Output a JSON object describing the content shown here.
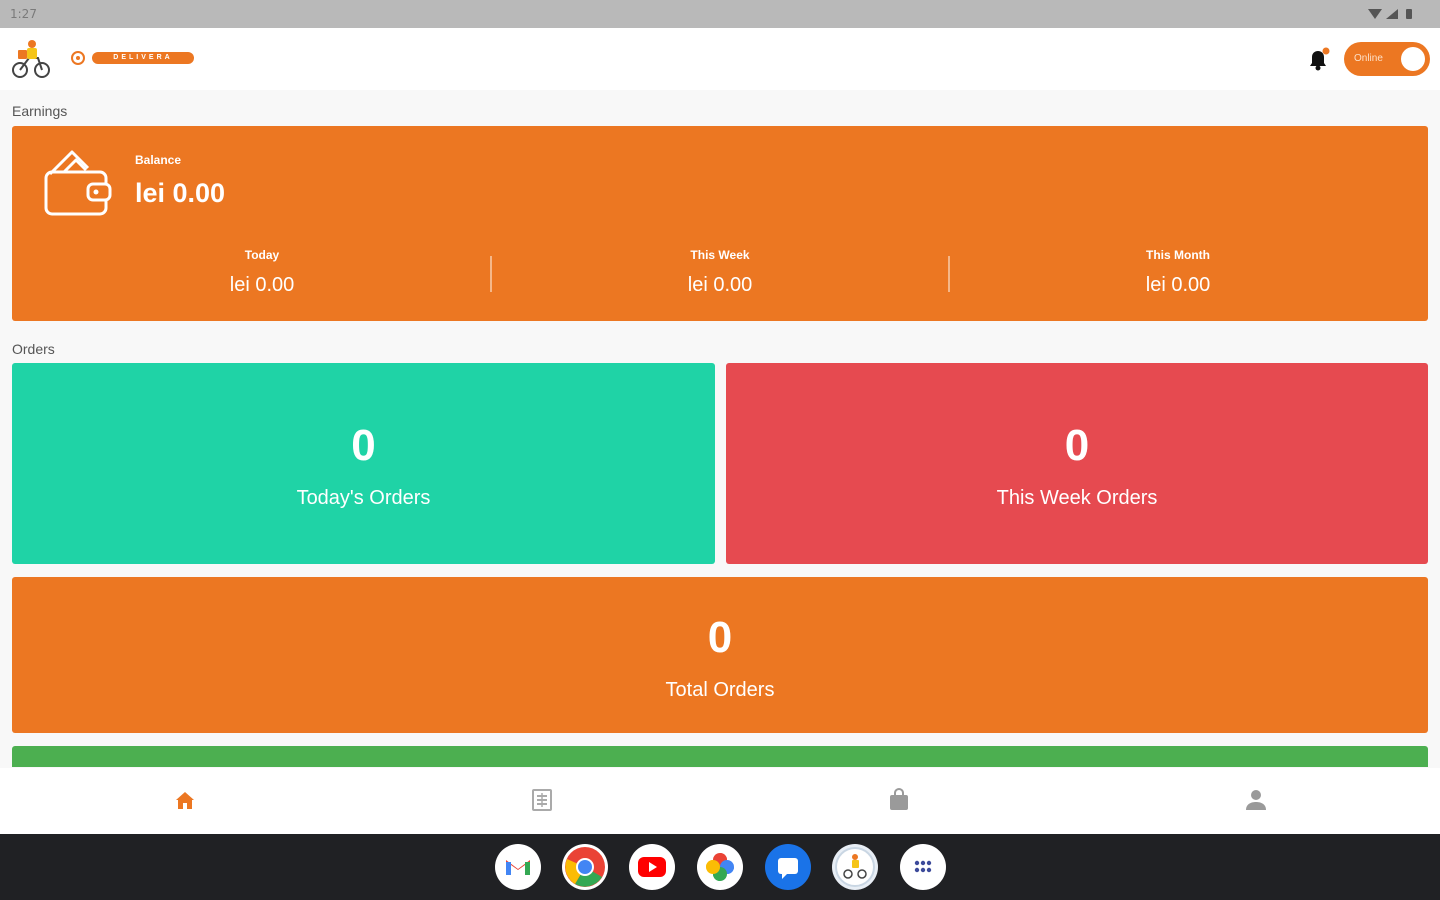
{
  "status_bar": {
    "time": "1:27"
  },
  "header": {
    "brand_text": "DELIVERA",
    "online_toggle_label": "Online",
    "online": true
  },
  "earnings": {
    "section_label": "Earnings",
    "balance_label": "Balance",
    "balance_value": "lei 0.00",
    "periods": [
      {
        "label": "Today",
        "value": "lei 0.00"
      },
      {
        "label": "This Week",
        "value": "lei 0.00"
      },
      {
        "label": "This Month",
        "value": "lei 0.00"
      }
    ]
  },
  "orders": {
    "section_label": "Orders",
    "today": {
      "count": "0",
      "label": "Today's Orders"
    },
    "week": {
      "count": "0",
      "label": "This Week Orders"
    },
    "total": {
      "count": "0",
      "label": "Total Orders"
    }
  },
  "colors": {
    "accent": "#ec7722",
    "today_card": "#1fd3a6",
    "week_card": "#e64a50",
    "strip": "#4caf50"
  },
  "bottom_nav": [
    "home-icon",
    "orders-list-icon",
    "shopping-bag-icon",
    "profile-icon"
  ],
  "dock_apps": [
    "gmail-icon",
    "chrome-icon",
    "youtube-icon",
    "photos-icon",
    "messages-icon",
    "delivera-icon",
    "app-drawer-icon"
  ]
}
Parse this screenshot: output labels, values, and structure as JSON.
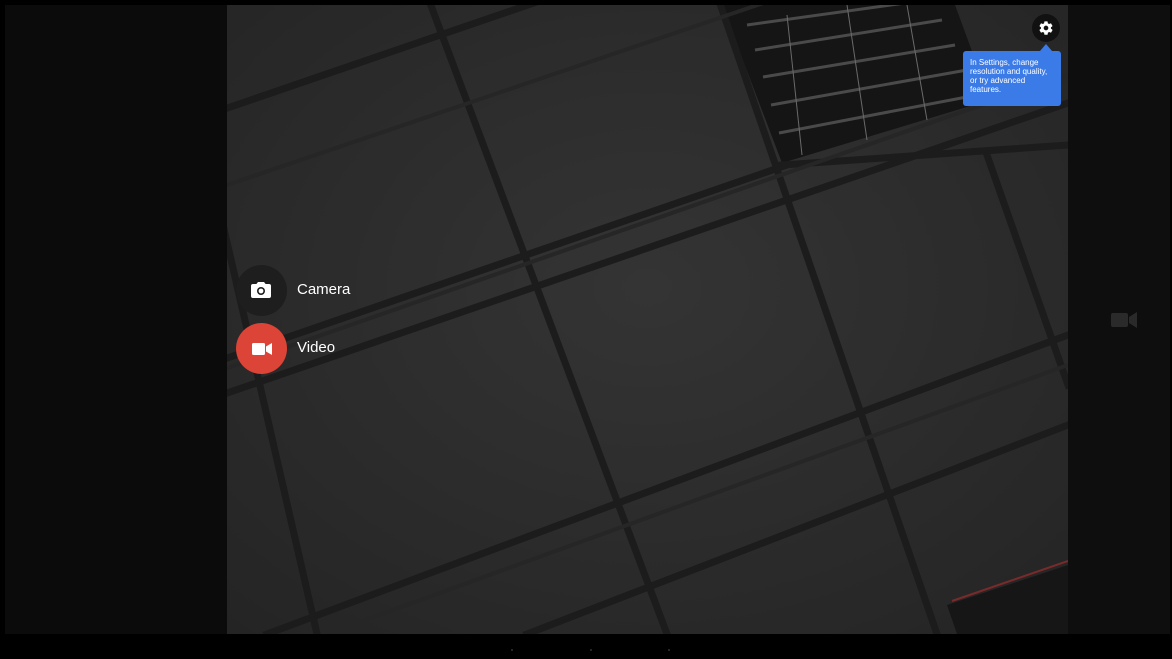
{
  "colors": {
    "tooltip_background": "#3b7be8",
    "video_accent": "#db4437",
    "camera_circle": "#1e1e1e"
  },
  "settings": {
    "icon": "gear-icon",
    "tooltip_text": "In Settings, change resolution and quality, or try advanced features."
  },
  "modes": {
    "camera": {
      "label": "Camera",
      "icon": "camera-icon"
    },
    "video": {
      "label": "Video",
      "icon": "video-camera-icon",
      "selected": true
    }
  },
  "side_control": {
    "icon": "video-camera-icon"
  }
}
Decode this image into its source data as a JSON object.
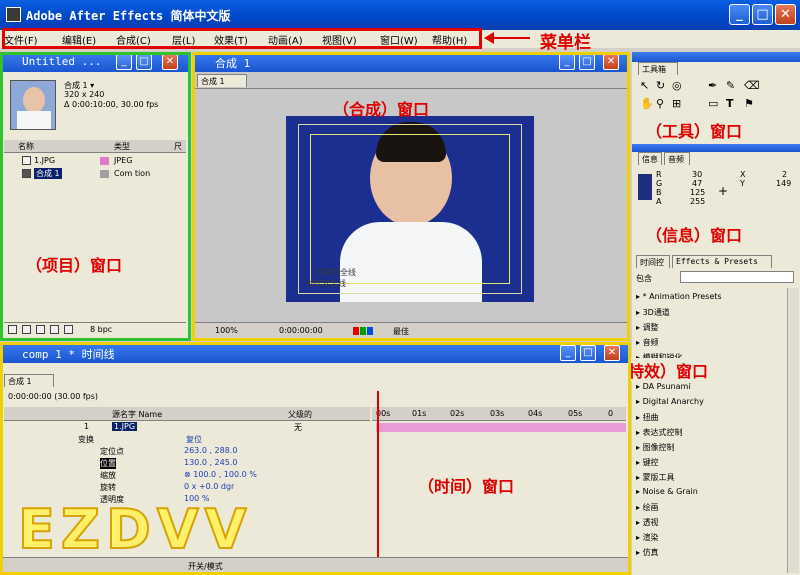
{
  "app": {
    "title": "Adobe After Effects 简体中文版"
  },
  "menu": {
    "items": [
      "文件(F)",
      "编辑(E)",
      "合成(C)",
      "层(L)",
      "效果(T)",
      "动画(A)",
      "视图(V)",
      "窗口(W)",
      "帮助(H)"
    ],
    "callout": "菜单栏"
  },
  "project": {
    "title": "Untitled ...",
    "comp_name": "合成 1 ▾",
    "comp_size": "320 x 240",
    "comp_duration": "Δ 0:00:10:00, 30.00 fps",
    "col_name": "名称",
    "col_type": "类型",
    "col_size": "尺",
    "rows": [
      {
        "name": "1.JPG",
        "type": "JPEG"
      },
      {
        "name": "合成 1",
        "type": "Com    tion"
      }
    ],
    "bpc": "8 bpc",
    "callout": "（项目）窗口"
  },
  "comp": {
    "title": "合成 1",
    "tab": "合成 1",
    "safe_title": "字幕安全线",
    "safe_action": "动作安全线",
    "zoom": "100%",
    "timecode": "0:00:00:00",
    "quality": "最佳",
    "callout": "（合成）窗口"
  },
  "tools": {
    "tab": "工具箱",
    "callout": "（工具）窗口"
  },
  "info": {
    "tab_info": "信息",
    "tab_audio": "音频",
    "r_label": "R",
    "r_val": "30",
    "g_label": "G",
    "g_val": "47",
    "b_label": "B",
    "b_val": "125",
    "a_label": "A",
    "a_val": "255",
    "x_label": "X",
    "x_val": "2",
    "y_label": "Y",
    "y_val": "149",
    "swatch_color": "#1e2f7d",
    "callout": "（信息）窗口"
  },
  "effects": {
    "tab_timeline": "时间控",
    "tab_effects": "Effects & Presets",
    "contains_label": "包含",
    "items": [
      "* Animation Presets",
      "3D通道",
      "调整",
      "音频",
      "模糊和锐化",
      "通道",
      "DA Psunami",
      "Digital Anarchy",
      "扭曲",
      "表达式控制",
      "图像控制",
      "键控",
      "蒙版工具",
      "Noise & Grain",
      "绘画",
      "透视",
      "渲染",
      "仿真"
    ],
    "callout": "（特效）窗口"
  },
  "timeline": {
    "title": "comp 1 * 时间线",
    "tab": "合成 1",
    "timecode": "0:00:00:00 (30.00 fps)",
    "col_source": "源名字 Name",
    "col_parent": "父级的",
    "layer_num": "1",
    "layer_name": "1.JPG",
    "parent_value": "无",
    "transform_label": "变换",
    "reset_label": "复位",
    "props": [
      {
        "name": "定位点",
        "value": "263.0 , 288.0"
      },
      {
        "name": "位置",
        "value": "130.0 , 245.0"
      },
      {
        "name": "缩放",
        "value": "⊗ 100.0 , 100.0 %"
      },
      {
        "name": "旋转",
        "value": "0 x +0.0 dgr"
      },
      {
        "name": "透明度",
        "value": "100 %"
      }
    ],
    "ruler": [
      "00s",
      "01s",
      "02s",
      "03s",
      "04s",
      "05s",
      "0"
    ],
    "switch_mode": "开关/模式",
    "callout": "（时间）窗口"
  },
  "watermark": "EZDVV"
}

Your instructions: Print the records above exactly as they stand, but leave out the pictures.

Exercise response:
Output a JSON object describing the content shown here.
{
  "status_bar": {
    "time": "1:27"
  },
  "header": {
    "brand_text": "DELIVERA",
    "online_toggle_label": "Online",
    "online": true
  },
  "earnings": {
    "section_label": "Earnings",
    "balance_label": "Balance",
    "balance_value": "lei 0.00",
    "periods": [
      {
        "label": "Today",
        "value": "lei 0.00"
      },
      {
        "label": "This Week",
        "value": "lei 0.00"
      },
      {
        "label": "This Month",
        "value": "lei 0.00"
      }
    ]
  },
  "orders": {
    "section_label": "Orders",
    "today": {
      "count": "0",
      "label": "Today's Orders"
    },
    "week": {
      "count": "0",
      "label": "This Week Orders"
    },
    "total": {
      "count": "0",
      "label": "Total Orders"
    }
  },
  "colors": {
    "accent": "#ec7722",
    "today_card": "#1fd3a6",
    "week_card": "#e64a50",
    "strip": "#4caf50"
  },
  "bottom_nav": [
    "home-icon",
    "orders-list-icon",
    "shopping-bag-icon",
    "profile-icon"
  ],
  "dock_apps": [
    "gmail-icon",
    "chrome-icon",
    "youtube-icon",
    "photos-icon",
    "messages-icon",
    "delivera-icon",
    "app-drawer-icon"
  ]
}
Parse this screenshot: output labels, values, and structure as JSON.
{
  "colors": {
    "tooltip_background": "#3b7be8",
    "video_accent": "#db4437",
    "camera_circle": "#1e1e1e"
  },
  "settings": {
    "icon": "gear-icon",
    "tooltip_text": "In Settings, change resolution and quality, or try advanced features."
  },
  "modes": {
    "camera": {
      "label": "Camera",
      "icon": "camera-icon"
    },
    "video": {
      "label": "Video",
      "icon": "video-camera-icon",
      "selected": true
    }
  },
  "side_control": {
    "icon": "video-camera-icon"
  }
}
Decode this image into its source data as a JSON object.
{
  "app": {
    "title": "Adobe After Effects 简体中文版"
  },
  "menu": {
    "items": [
      "文件(F)",
      "编辑(E)",
      "合成(C)",
      "层(L)",
      "效果(T)",
      "动画(A)",
      "视图(V)",
      "窗口(W)",
      "帮助(H)"
    ],
    "callout": "菜单栏"
  },
  "project": {
    "title": "Untitled ...",
    "comp_name": "合成 1 ▾",
    "comp_size": "320 x 240",
    "comp_duration": "Δ 0:00:10:00, 30.00 fps",
    "col_name": "名称",
    "col_type": "类型",
    "col_size": "尺",
    "rows": [
      {
        "name": "1.JPG",
        "type": "JPEG"
      },
      {
        "name": "合成 1",
        "type": "Com    tion"
      }
    ],
    "bpc": "8 bpc",
    "callout": "（项目）窗口"
  },
  "comp": {
    "title": "合成 1",
    "tab": "合成 1",
    "safe_title": "字幕安全线",
    "safe_action": "动作安全线",
    "zoom": "100%",
    "timecode": "0:00:00:00",
    "quality": "最佳",
    "callout": "（合成）窗口"
  },
  "tools": {
    "tab": "工具箱",
    "callout": "（工具）窗口"
  },
  "info": {
    "tab_info": "信息",
    "tab_audio": "音频",
    "r_label": "R",
    "r_val": "30",
    "g_label": "G",
    "g_val": "47",
    "b_label": "B",
    "b_val": "125",
    "a_label": "A",
    "a_val": "255",
    "x_label": "X",
    "x_val": "2",
    "y_label": "Y",
    "y_val": "149",
    "swatch_color": "#1e2f7d",
    "callout": "（信息）窗口"
  },
  "effects": {
    "tab_timeline": "时间控",
    "tab_effects": "Effects & Presets",
    "contains_label": "包含",
    "items": [
      "* Animation Presets",
      "3D通道",
      "调整",
      "音频",
      "模糊和锐化",
      "通道",
      "DA Psunami",
      "Digital Anarchy",
      "扭曲",
      "表达式控制",
      "图像控制",
      "键控",
      "蒙版工具",
      "Noise & Grain",
      "绘画",
      "透视",
      "渲染",
      "仿真"
    ],
    "callout": "（特效）窗口"
  },
  "timeline": {
    "title": "comp 1 * 时间线",
    "tab": "合成 1",
    "timecode": "0:00:00:00 (30.00 fps)",
    "col_source": "源名字 Name",
    "col_parent": "父级的",
    "layer_num": "1",
    "layer_name": "1.JPG",
    "parent_value": "无",
    "transform_label": "变换",
    "reset_label": "复位",
    "props": [
      {
        "name": "定位点",
        "value": "263.0 , 288.0"
      },
      {
        "name": "位置",
        "value": "130.0 , 245.0"
      },
      {
        "name": "缩放",
        "value": "⊗ 100.0 , 100.0 %"
      },
      {
        "name": "旋转",
        "value": "0 x +0.0 dgr"
      },
      {
        "name": "透明度",
        "value": "100 %"
      }
    ],
    "ruler": [
      "00s",
      "01s",
      "02s",
      "03s",
      "04s",
      "05s",
      "0"
    ],
    "switch_mode": "开关/模式",
    "callout": "（时间）窗口"
  },
  "watermark": "EZDVV"
}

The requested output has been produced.